◆ Aim of the task
Quote the records beneath, complete and exact. Leave out images.

(Extracted records)
****************

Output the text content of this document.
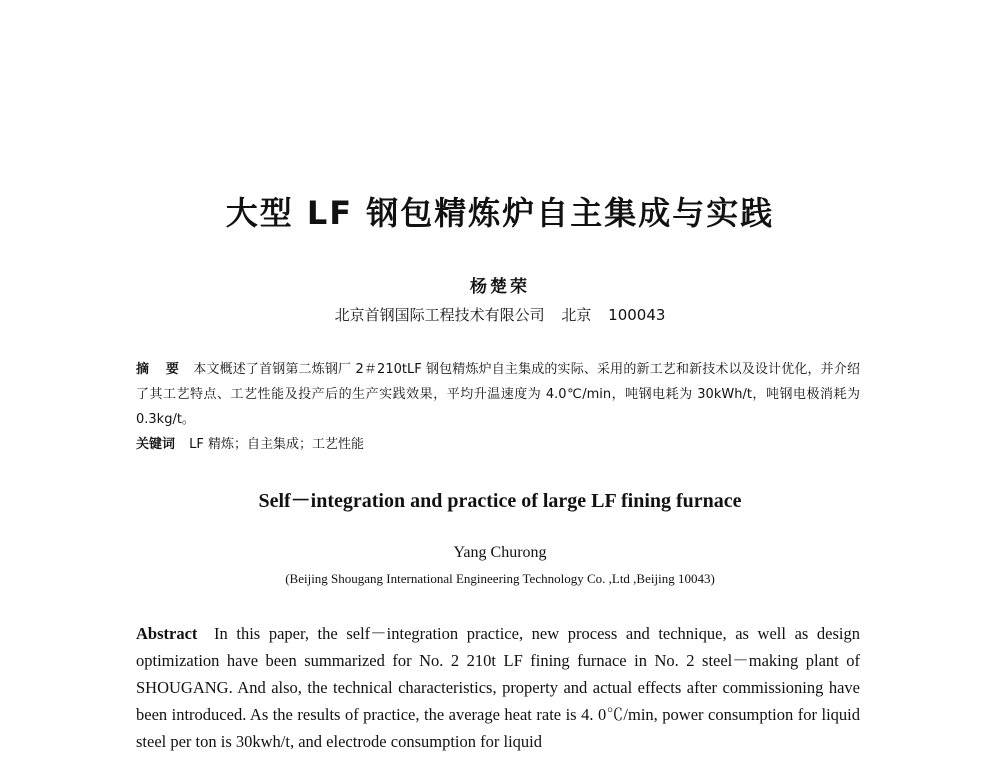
大型 LF 钢包精炼炉自主集成与实践
杨楚荣
北京首钢国际工程技术有限公司 北京 100043
摘 要 本文概述了首钢第二炼钢厂 2＃210tLF 钢包精炼炉自主集成的实际、采用的新工艺和新技术以及设计优化，并介绍了其工艺特点、工艺性能及投产后的生产实践效果，平均升温速度为 4.0℃/min，吨钢电耗为 30kWh/t，吨钢电极消耗为 0.3kg/t。
关键词 LF 精炼；自主集成；工艺性能
Self－integration and practice of large LF fining furnace
Yang Churong
(Beijing Shougang International Engineering Technology Co. ,Ltd ,Beijing 10043)
Abstract In this paper, the self－integration practice, new process and technique, as well as design optimization have been summarized for No. 2 210t LF fining furnace in No. 2 steel－making plant of SHOUGANG. And also, the technical characteristics, property and actual effects after commissioning have been introduced. As the results of practice, the average heat rate is 4. 0℃/min, power consumption for liquid steel per ton is 30kwh/t, and electrode consumption for liquid
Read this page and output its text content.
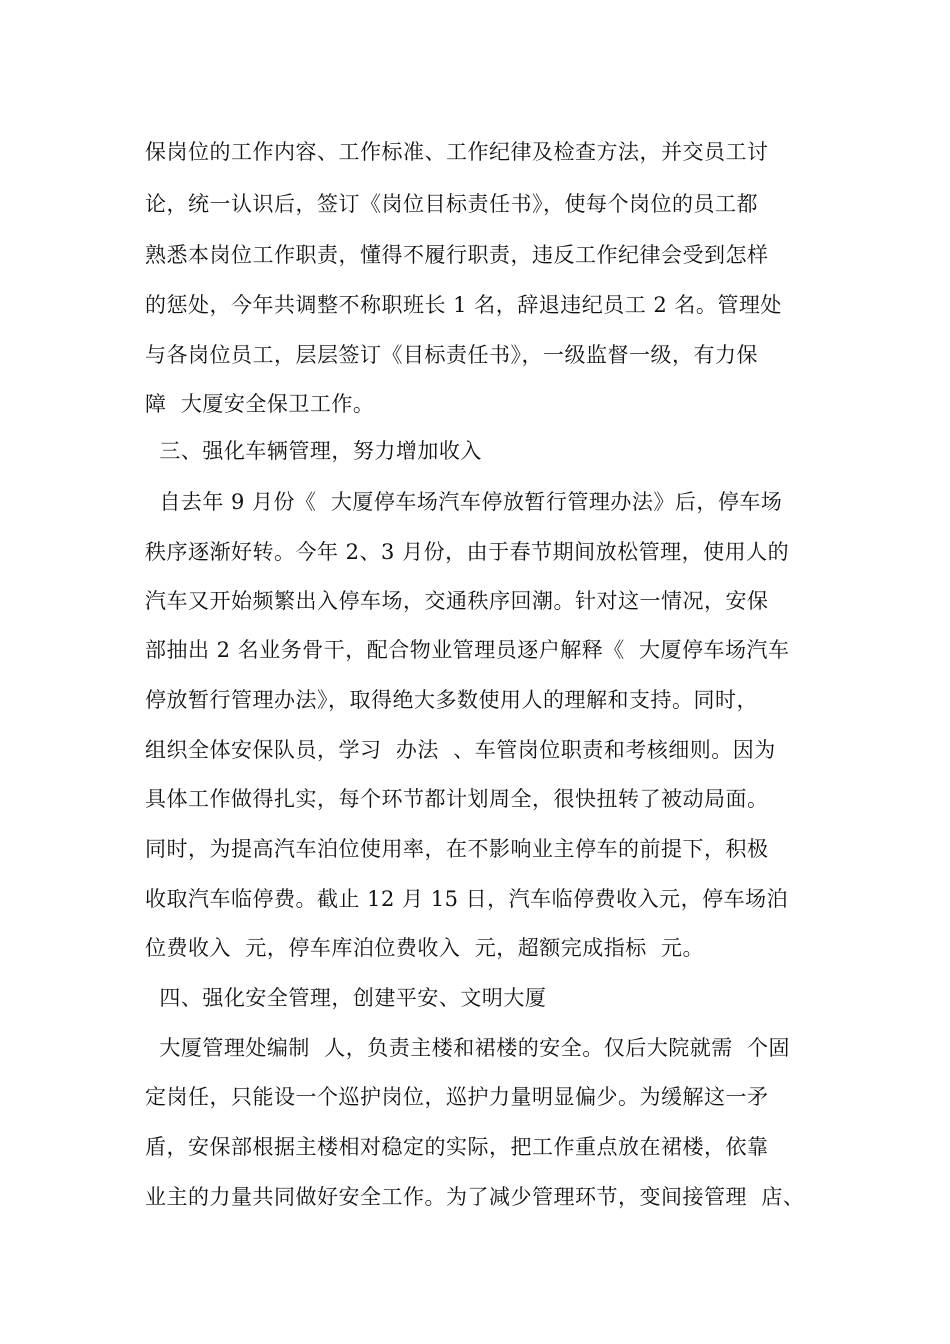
保岗位的工作内容、工作标准、工作纪律及检查方法，并交员工讨
论，统一认识后，签订《岗位目标责任书》，使每个岗位的员工都
熟悉本岗位工作职责，懂得不履行职责，违反工作纪律会受到怎样
的惩处，今年共调整不称职班长 1 名，辞退违纪员工 2 名。管理处
与各岗位员工，层层签订《目标责任书》，一级监督一级，有力保
障  大厦安全保卫工作。
三、强化车辆管理，努力增加收入
自去年 9 月份《  大厦停车场汽车停放暂行管理办法》后，停车场
秩序逐渐好转。今年 2、3 月份，由于春节期间放松管理，使用人的
汽车又开始频繁出入停车场，交通秩序回潮。针对这一情况，安保
部抽出 2 名业务骨干，配合物业管理员逐户解释《  大厦停车场汽车
停放暂行管理办法》，取得绝大多数使用人的理解和支持。同时，
组织全体安保队员，学习  办法  、车管岗位职责和考核细则。因为
具体工作做得扎实，每个环节都计划周全，很快扭转了被动局面。
同时，为提高汽车泊位使用率，在不影响业主停车的前提下，积极
收取汽车临停费。截止 12 月 15 日，汽车临停费收入元，停车场泊
位费收入  元，停车库泊位费收入  元，超额完成指标  元。
四、强化安全管理，创建平安、文明大厦
大厦管理处编制  人，负责主楼和裙楼的安全。仅后大院就需  个固
定岗任，只能设一个巡护岗位，巡护力量明显偏少。为缓解这一矛
盾，安保部根据主楼相对稳定的实际，把工作重点放在裙楼，依靠
业主的力量共同做好安全工作。为了减少管理环节，变间接管理  店、
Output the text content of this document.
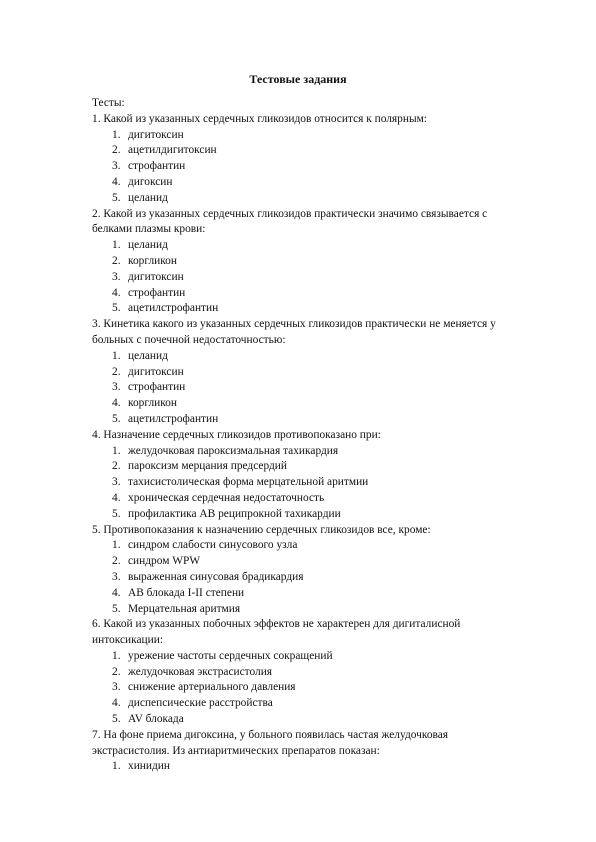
Тестовые задания
Тесты:
1. Какой из указанных сердечных гликозидов относится к полярным:
1. дигитоксин
2. ацетилдигитоксин
3. строфантин
4. дигоксин
5. целанид
2. Какой из указанных сердечных гликозидов практически значимо связывается с
белками плазмы крови:
1. целанид
2. коргликон
3. дигитоксин
4. строфантин
5. ацетилстрофантин
3. Кинетика какого из указанных сердечных гликозидов практически не меняется у
больных с почечной недостаточностью:
1. целанид
2. дигитоксин
3. строфантин
4. коргликон
5. ацетилстрофантин
4. Назначение сердечных гликозидов противопоказано при:
1. желудочковая пароксизмальная тахикардия
2. пароксизм мерцания предсердий
3. тахисистолическая форма мерцательной аритмии
4. хроническая сердечная недостаточность
5. профилактика АВ реципрокной тахикардии
5. Противопоказания к назначению сердечных гликозидов все, кроме:
1. синдром слабости синусового узла
2. синдром WPW
3. выраженная синусовая брадикардия
4. АВ блокада I-II степени
5. Мерцательная аритмия
6. Какой из указанных побочных эффектов не характерен для дигиталисной
интоксикации:
1. урежение частоты сердечных сокращений
2. желудочковая экстрасистолия
3. снижение артериального давления
4. диспепсические расстройства
5. AV блокада
7. На фоне приема дигоксина, у больного появилась частая желудочковая
экстрасистолия. Из антиаритмических препаратов показан:
1. хинидин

****************

◆ Response to the task
Output the text content of this document.
大型 LF 钢包精炼炉自主集成与实践
杨楚荣
北京首钢国际工程技术有限公司 北京 100043
摘 要 本文概述了首钢第二炼钢厂 2＃210tLF 钢包精炼炉自主集成的实际、采用的新工艺和新技术以及设计优化，并介绍了其工艺特点、工艺性能及投产后的生产实践效果，平均升温速度为 4.0℃/min，吨钢电耗为 30kWh/t，吨钢电极消耗为 0.3kg/t。
关键词 LF 精炼；自主集成；工艺性能
Self－integration and practice of large LF fining furnace
Yang Churong
(Beijing Shougang International Engineering Technology Co. ,Ltd ,Beijing 10043)
Abstract In this paper, the self－integration practice, new process and technique, as well as design optimization have been summarized for No. 2 210t LF fining furnace in No. 2 steel－making plant of SHOUGANG. And also, the technical characteristics, property and actual effects after commissioning have been introduced. As the results of practice, the average heat rate is 4. 0℃/min, power consumption for liquid steel per ton is 30kwh/t, and electrode consumption for liquid
Read this page and output its text content.
保岗位的工作内容、工作标准、工作纪律及检查方法，并交员工讨
论，统一认识后，签订《岗位目标责任书》，使每个岗位的员工都
熟悉本岗位工作职责，懂得不履行职责，违反工作纪律会受到怎样
的惩处，今年共调整不称职班长 1 名，辞退违纪员工 2 名。管理处
与各岗位员工，层层签订《目标责任书》，一级监督一级，有力保
障  大厦安全保卫工作。
三、强化车辆管理，努力增加收入
自去年 9 月份《  大厦停车场汽车停放暂行管理办法》后，停车场
秩序逐渐好转。今年 2、3 月份，由于春节期间放松管理，使用人的
汽车又开始频繁出入停车场，交通秩序回潮。针对这一情况，安保
部抽出 2 名业务骨干，配合物业管理员逐户解释《  大厦停车场汽车
停放暂行管理办法》，取得绝大多数使用人的理解和支持。同时，
组织全体安保队员，学习  办法  、车管岗位职责和考核细则。因为
具体工作做得扎实，每个环节都计划周全，很快扭转了被动局面。
同时，为提高汽车泊位使用率，在不影响业主停车的前提下，积极
收取汽车临停费。截止 12 月 15 日，汽车临停费收入元，停车场泊
位费收入  元，停车库泊位费收入  元，超额完成指标  元。
四、强化安全管理，创建平安、文明大厦
大厦管理处编制  人，负责主楼和裙楼的安全。仅后大院就需  个固
定岗任，只能设一个巡护岗位，巡护力量明显偏少。为缓解这一矛
盾，安保部根据主楼相对稳定的实际，把工作重点放在裙楼，依靠
业主的力量共同做好安全工作。为了减少管理环节，变间接管理  店、
Output the text content of this document.
Тестовые задания
Тесты:
1. Какой из указанных сердечных гликозидов относится к полярным:
1. дигитоксин
2. ацетилдигитоксин
3. строфантин
4. дигоксин
5. целанид
2. Какой из указанных сердечных гликозидов практически значимо связывается с
белками плазмы крови:
1. целанид
2. коргликон
3. дигитоксин
4. строфантин
5. ацетилстрофантин
3. Кинетика какого из указанных сердечных гликозидов практически не меняется у
больных с почечной недостаточностью:
1. целанид
2. дигитоксин
3. строфантин
4. коргликон
5. ацетилстрофантин
4. Назначение сердечных гликозидов противопоказано при:
1. желудочковая пароксизмальная тахикардия
2. пароксизм мерцания предсердий
3. тахисистолическая форма мерцательной аритмии
4. хроническая сердечная недостаточность
5. профилактика АВ реципрокной тахикардии
5. Противопоказания к назначению сердечных гликозидов все, кроме:
1. синдром слабости синусового узла
2. синдром WPW
3. выраженная синусовая брадикардия
4. АВ блокада I-II степени
5. Мерцательная аритмия
6. Какой из указанных побочных эффектов не характерен для дигиталисной
интоксикации:
1. урежение частоты сердечных сокращений
2. желудочковая экстрасистолия
3. снижение артериального давления
4. диспепсические расстройства
5. AV блокада
7. На фоне приема дигоксина, у больного появилась частая желудочковая
экстрасистолия. Из антиаритмических препаратов показан:
1. хинидин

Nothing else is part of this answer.